**TEXTO PROPORCIONADO**
################
El martes, desde muy temprano, el celular volvió a alterar mis nervios porque ahí estaban los papás que desde antes de las 7 de la mañana ya habían logrado una cita para un test. Y ahí estaban también los otros que no podían contactar a sus doctores y que pedían consejos a los primeros sobre dónde ir y cómo lograr la bendita prueba.
Sin entrar en pánico y sobre todo tranquila porque en casa no presentábamos ningún tipo de síntoma intenté llamar a la pediatra de mi niño para solicitar le hiciera la prueba del covid. Fue en vano. Nunca contestó mi llamada. Me di cuenta entonces de lo grave que era esta segunda ola en la que vivimos desde hace un poco mas un mes pues no hubo forma de comunicarme con ningún consultorio médico para solicitar un test. Todos los números que marcaba o no contestaban o me canalizaban de inmediato a una contestadora.
Enojada, resignada y un tanto frustrada me senté a desayunar junto con mi hijo, a quien desde ese día ya no llevé al kínder en espera, cuando menos, de que la Kita -una vez confirmado el caso positivo de Lara- pudiera presionar a las autoridades para que a todo el grupo de niños se les aplicara un test. El chat de papás, mientras tanto, seguía en efervescencia.
Fue entonces cuando recibí la llamada de la pediatra reportándose. Gracias a mi insistencia y presión aceptó realizar el test. Estaban saturados y no era posible, me había dicho al principio. Ya de vuelta en casa recibí la llamada de la autoridad local sanitaria de Berlin en la que me notificaban que oficialmente mi hijo entraba en cuarentena al haber tenido contacto directo con un caso positivo. La cuarentena significaba -me explicaron- no poner un solo pie fuera de nuestro apartamento a menos que alguno de nosotros presentara síntomas. En ese caso habría que acudir a un hospital. Habría seguimiento y consecuencias en caso de no cumplirla a cabalidad, advirtieron. Pero reconocieron también, ante mi pregunta, que la situación está como nunca antes y que ninguna linea telefónica ni de autoridades ni de médicos privados se da abasto ante la permanente demanda de la población por descartar contagio. Por eso es que a los niños del grupo de mi hijo ni ellos podrían ofrecerles la posibilidad de una prueba.
Al colgar el teléfono, por extraño que suene, sentí alivio. Las 24 horas previas habían sido de mucha tensión y preocupación: ver el virus y la posibilidad de contagio tan cerca; buscar entonces a toda costa un soporte -a través de la prueba- que me diera certidumbre para confirmar o descartar el contagio. Ahora quedaba solo esperar el resultado de la prueba de mi hijo, vigilar que no aparecieran síntomas y, aunque suene raro, había la certeza de que estábamos bajo vigilancia oficial y si algo nos pasaba recibiríamos ayuda.
################
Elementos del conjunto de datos
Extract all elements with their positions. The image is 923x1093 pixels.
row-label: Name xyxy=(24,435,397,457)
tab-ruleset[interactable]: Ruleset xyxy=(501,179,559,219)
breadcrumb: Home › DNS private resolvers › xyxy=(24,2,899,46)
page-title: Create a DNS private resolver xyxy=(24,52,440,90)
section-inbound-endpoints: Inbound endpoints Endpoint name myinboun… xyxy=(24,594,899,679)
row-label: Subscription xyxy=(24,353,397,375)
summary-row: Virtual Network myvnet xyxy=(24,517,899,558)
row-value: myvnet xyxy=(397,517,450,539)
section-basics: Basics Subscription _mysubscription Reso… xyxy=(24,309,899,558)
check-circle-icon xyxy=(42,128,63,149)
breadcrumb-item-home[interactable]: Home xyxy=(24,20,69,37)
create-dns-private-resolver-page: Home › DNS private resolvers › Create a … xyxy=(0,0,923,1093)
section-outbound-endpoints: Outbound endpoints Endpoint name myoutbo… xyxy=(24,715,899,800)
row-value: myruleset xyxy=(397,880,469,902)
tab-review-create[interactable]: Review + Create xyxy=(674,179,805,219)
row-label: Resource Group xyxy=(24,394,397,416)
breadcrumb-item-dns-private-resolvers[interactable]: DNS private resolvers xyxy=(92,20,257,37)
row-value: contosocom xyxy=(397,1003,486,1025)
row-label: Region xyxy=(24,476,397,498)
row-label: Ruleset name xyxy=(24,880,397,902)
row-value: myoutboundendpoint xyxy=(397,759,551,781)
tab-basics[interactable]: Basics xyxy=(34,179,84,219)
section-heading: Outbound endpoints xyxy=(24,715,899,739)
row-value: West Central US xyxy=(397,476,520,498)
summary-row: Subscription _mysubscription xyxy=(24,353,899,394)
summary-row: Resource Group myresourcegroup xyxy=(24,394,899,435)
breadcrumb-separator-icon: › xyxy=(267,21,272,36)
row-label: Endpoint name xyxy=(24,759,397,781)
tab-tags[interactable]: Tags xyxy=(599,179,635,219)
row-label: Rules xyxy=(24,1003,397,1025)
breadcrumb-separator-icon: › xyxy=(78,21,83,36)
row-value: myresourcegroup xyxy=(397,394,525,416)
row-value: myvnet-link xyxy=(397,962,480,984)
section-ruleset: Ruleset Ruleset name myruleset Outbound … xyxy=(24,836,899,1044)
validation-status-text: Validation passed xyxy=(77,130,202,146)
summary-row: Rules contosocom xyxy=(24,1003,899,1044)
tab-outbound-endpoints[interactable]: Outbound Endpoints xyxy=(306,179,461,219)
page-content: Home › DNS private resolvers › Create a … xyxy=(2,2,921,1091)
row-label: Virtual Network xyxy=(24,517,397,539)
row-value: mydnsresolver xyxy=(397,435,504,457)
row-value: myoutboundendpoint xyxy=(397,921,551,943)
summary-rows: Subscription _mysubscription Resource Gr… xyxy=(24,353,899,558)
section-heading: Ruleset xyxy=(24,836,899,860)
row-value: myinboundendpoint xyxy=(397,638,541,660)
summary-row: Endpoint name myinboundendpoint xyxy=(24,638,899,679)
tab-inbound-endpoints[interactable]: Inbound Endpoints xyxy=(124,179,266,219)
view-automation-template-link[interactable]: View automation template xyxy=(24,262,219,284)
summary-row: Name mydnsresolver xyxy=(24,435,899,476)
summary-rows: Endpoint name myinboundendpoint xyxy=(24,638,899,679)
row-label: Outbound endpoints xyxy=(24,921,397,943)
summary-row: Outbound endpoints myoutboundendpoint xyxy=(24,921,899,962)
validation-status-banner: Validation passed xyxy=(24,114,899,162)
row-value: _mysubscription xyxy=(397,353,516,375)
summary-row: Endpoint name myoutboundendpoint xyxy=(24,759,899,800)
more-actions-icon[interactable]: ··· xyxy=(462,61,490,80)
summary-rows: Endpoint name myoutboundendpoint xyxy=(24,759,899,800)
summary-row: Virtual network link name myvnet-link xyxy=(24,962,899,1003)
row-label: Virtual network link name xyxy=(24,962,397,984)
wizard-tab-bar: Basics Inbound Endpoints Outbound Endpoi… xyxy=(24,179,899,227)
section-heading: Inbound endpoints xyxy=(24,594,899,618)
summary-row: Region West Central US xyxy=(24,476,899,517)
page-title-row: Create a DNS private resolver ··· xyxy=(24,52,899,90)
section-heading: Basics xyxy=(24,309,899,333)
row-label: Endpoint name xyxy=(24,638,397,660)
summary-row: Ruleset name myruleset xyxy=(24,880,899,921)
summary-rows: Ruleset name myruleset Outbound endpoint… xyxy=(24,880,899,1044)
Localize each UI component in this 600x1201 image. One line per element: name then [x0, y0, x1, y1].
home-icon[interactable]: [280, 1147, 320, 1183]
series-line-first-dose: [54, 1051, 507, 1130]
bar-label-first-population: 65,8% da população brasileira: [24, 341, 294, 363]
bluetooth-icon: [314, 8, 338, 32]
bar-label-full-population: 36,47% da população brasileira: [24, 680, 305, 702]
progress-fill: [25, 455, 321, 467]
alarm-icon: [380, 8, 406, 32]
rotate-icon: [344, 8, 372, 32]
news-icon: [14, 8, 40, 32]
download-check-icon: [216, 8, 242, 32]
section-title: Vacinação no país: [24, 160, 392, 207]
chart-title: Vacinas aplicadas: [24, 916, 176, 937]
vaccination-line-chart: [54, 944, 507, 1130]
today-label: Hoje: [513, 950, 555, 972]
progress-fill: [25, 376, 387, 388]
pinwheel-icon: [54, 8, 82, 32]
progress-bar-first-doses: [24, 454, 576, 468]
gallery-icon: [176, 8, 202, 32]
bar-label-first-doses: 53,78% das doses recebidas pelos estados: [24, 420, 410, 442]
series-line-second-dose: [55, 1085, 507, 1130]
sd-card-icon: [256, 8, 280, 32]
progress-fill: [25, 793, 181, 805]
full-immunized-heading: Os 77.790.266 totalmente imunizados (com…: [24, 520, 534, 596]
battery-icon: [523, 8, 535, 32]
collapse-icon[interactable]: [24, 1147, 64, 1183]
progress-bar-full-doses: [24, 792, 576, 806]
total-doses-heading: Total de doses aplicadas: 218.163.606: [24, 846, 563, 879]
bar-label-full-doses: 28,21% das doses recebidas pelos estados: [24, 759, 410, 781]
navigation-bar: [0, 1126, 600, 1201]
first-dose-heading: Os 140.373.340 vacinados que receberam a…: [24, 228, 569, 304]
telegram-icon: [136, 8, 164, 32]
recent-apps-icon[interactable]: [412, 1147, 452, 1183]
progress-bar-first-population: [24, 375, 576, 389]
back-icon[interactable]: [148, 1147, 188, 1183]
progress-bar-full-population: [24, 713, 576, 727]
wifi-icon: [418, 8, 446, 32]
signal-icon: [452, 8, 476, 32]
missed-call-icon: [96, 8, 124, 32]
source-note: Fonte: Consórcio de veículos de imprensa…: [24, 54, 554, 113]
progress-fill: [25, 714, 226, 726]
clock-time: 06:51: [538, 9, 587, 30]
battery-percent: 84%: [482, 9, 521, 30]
################
**TAREA A REALIZAR**
En el texto sobre la prueba de covid, ¿qué significaba la cuarentena, según lo que explicó la autoridad sanitaria de Berlín por teléfono?

**TU RESPUESTA**
No poner un solo pie fuera del apartamento, a menos que alguno de ellos presentara síntomas; en ese caso había que acudir a un hospital.